### DO THIS
Repeat each line exactly, leaving nothing out.
● ● ● ●
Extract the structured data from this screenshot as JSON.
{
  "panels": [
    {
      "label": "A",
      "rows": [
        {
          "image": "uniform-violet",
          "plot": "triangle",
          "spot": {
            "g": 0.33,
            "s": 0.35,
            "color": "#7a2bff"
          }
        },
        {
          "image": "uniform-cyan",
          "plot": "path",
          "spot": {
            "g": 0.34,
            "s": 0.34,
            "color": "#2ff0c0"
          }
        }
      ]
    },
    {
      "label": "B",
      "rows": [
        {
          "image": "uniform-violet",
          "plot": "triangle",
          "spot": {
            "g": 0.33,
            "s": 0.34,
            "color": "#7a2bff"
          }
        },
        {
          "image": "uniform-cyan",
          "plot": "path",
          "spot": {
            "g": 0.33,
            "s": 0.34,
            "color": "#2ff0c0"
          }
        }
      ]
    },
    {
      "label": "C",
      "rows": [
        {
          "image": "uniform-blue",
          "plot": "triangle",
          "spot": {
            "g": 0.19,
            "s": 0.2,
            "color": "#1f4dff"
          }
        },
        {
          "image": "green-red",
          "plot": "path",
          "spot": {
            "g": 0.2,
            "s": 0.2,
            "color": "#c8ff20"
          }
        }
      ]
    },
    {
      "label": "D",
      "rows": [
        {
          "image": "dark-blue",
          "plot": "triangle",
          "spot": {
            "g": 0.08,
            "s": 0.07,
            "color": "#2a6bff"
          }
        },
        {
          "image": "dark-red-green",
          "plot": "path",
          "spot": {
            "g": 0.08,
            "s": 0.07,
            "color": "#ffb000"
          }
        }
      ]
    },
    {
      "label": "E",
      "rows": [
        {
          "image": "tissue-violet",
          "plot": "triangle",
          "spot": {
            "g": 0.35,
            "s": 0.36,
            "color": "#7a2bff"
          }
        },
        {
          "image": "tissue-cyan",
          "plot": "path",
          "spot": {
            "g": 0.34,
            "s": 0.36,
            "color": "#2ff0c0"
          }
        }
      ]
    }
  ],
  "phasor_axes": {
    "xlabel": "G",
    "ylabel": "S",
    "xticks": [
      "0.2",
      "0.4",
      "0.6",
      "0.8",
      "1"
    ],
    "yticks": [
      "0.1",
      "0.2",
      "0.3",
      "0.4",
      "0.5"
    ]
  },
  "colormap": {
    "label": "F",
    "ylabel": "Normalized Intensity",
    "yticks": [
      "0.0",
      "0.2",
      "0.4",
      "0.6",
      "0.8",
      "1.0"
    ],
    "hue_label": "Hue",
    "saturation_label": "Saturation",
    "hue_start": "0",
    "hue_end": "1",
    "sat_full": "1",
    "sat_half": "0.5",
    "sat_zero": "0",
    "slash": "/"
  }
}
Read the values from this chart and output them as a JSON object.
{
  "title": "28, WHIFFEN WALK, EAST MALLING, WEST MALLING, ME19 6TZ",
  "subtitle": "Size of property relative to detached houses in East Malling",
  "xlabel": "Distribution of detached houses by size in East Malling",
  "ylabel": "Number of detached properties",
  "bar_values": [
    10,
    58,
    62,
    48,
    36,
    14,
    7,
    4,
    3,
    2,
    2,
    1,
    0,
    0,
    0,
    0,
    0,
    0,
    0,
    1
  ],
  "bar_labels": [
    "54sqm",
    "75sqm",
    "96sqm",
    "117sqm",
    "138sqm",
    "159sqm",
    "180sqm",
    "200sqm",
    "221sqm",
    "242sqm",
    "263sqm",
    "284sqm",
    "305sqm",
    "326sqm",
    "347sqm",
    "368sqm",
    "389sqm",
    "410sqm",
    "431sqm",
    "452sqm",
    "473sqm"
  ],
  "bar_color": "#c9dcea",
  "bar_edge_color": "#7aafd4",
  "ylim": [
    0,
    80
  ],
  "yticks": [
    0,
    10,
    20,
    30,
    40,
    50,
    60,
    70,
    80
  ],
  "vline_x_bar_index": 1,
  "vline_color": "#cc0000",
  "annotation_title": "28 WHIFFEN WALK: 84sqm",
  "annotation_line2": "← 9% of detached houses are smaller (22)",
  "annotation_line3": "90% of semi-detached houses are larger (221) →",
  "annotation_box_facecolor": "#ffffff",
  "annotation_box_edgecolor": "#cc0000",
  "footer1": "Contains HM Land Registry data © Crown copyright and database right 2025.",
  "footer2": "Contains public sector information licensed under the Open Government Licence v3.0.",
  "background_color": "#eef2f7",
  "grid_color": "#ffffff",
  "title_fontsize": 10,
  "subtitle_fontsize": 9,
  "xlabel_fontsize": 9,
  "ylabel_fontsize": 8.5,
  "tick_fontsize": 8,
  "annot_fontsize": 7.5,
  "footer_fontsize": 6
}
● ● ● ●
### SOLUTION FOR THIS EXERCISE
Extract the structured data from this screenshot as JSON.
{
  "panels": [
    {
      "label": "A",
      "rows": [
        {
          "image": "uniform-violet",
          "plot": "triangle",
          "spot": {
            "g": 0.33,
            "s": 0.35,
            "color": "#7a2bff"
          }
        },
        {
          "image": "uniform-cyan",
          "plot": "path",
          "spot": {
            "g": 0.34,
            "s": 0.34,
            "color": "#2ff0c0"
          }
        }
      ]
    },
    {
      "label": "B",
      "rows": [
        {
          "image": "uniform-violet",
          "plot": "triangle",
          "spot": {
            "g": 0.33,
            "s": 0.34,
            "color": "#7a2bff"
          }
        },
        {
          "image": "uniform-cyan",
          "plot": "path",
          "spot": {
            "g": 0.33,
            "s": 0.34,
            "color": "#2ff0c0"
          }
        }
      ]
    },
    {
      "label": "C",
      "rows": [
        {
          "image": "uniform-blue",
          "plot": "triangle",
          "spot": {
            "g": 0.19,
            "s": 0.2,
            "color": "#1f4dff"
          }
        },
        {
          "image": "green-red",
          "plot": "path",
          "spot": {
            "g": 0.2,
            "s": 0.2,
            "color": "#c8ff20"
          }
        }
      ]
    },
    {
      "label": "D",
      "rows": [
        {
          "image": "dark-blue",
          "plot": "triangle",
          "spot": {
            "g": 0.08,
            "s": 0.07,
            "color": "#2a6bff"
          }
        },
        {
          "image": "dark-red-green",
          "plot": "path",
          "spot": {
            "g": 0.08,
            "s": 0.07,
            "color": "#ffb000"
          }
        }
      ]
    },
    {
      "label": "E",
      "rows": [
        {
          "image": "tissue-violet",
          "plot": "triangle",
          "spot": {
            "g": 0.35,
            "s": 0.36,
            "color": "#7a2bff"
          }
        },
        {
          "image": "tissue-cyan",
          "plot": "path",
          "spot": {
            "g": 0.34,
            "s": 0.36,
            "color": "#2ff0c0"
          }
        }
      ]
    }
  ],
  "phasor_axes": {
    "xlabel": "G",
    "ylabel": "S",
    "xticks": [
      "0.2",
      "0.4",
      "0.6",
      "0.8",
      "1"
    ],
    "yticks": [
      "0.1",
      "0.2",
      "0.3",
      "0.4",
      "0.5"
    ]
  },
  "colormap": {
    "label": "F",
    "ylabel": "Normalized Intensity",
    "yticks": [
      "0.0",
      "0.2",
      "0.4",
      "0.6",
      "0.8",
      "1.0"
    ],
    "hue_label": "Hue",
    "saturation_label": "Saturation",
    "hue_start": "0",
    "hue_end": "1",
    "sat_full": "1",
    "sat_half": "0.5",
    "sat_zero": "0",
    "slash": "/"
  }
}
Read the values from this chart and output them as a JSON object.
{
  "title": "28, WHIFFEN WALK, EAST MALLING, WEST MALLING, ME19 6TZ",
  "subtitle": "Size of property relative to detached houses in East Malling",
  "xlabel": "Distribution of detached houses by size in East Malling",
  "ylabel": "Number of detached properties",
  "bar_values": [
    10,
    58,
    62,
    48,
    36,
    14,
    7,
    4,
    3,
    2,
    2,
    1,
    0,
    0,
    0,
    0,
    0,
    0,
    0,
    1
  ],
  "bar_labels": [
    "54sqm",
    "75sqm",
    "96sqm",
    "117sqm",
    "138sqm",
    "159sqm",
    "180sqm",
    "200sqm",
    "221sqm",
    "242sqm",
    "263sqm",
    "284sqm",
    "305sqm",
    "326sqm",
    "347sqm",
    "368sqm",
    "389sqm",
    "410sqm",
    "431sqm",
    "452sqm",
    "473sqm"
  ],
  "bar_color": "#c9dcea",
  "bar_edge_color": "#7aafd4",
  "ylim": [
    0,
    80
  ],
  "yticks": [
    0,
    10,
    20,
    30,
    40,
    50,
    60,
    70,
    80
  ],
  "vline_x_bar_index": 1,
  "vline_color": "#cc0000",
  "annotation_title": "28 WHIFFEN WALK: 84sqm",
  "annotation_line2": "← 9% of detached houses are smaller (22)",
  "annotation_line3": "90% of semi-detached houses are larger (221) →",
  "annotation_box_facecolor": "#ffffff",
  "annotation_box_edgecolor": "#cc0000",
  "footer1": "Contains HM Land Registry data © Crown copyright and database right 2025.",
  "footer2": "Contains public sector information licensed under the Open Government Licence v3.0.",
  "background_color": "#eef2f7",
  "grid_color": "#ffffff",
  "title_fontsize": 10,
  "subtitle_fontsize": 9,
  "xlabel_fontsize": 9,
  "ylabel_fontsize": 8.5,
  "tick_fontsize": 8,
  "annot_fontsize": 7.5,
  "footer_fontsize": 6
}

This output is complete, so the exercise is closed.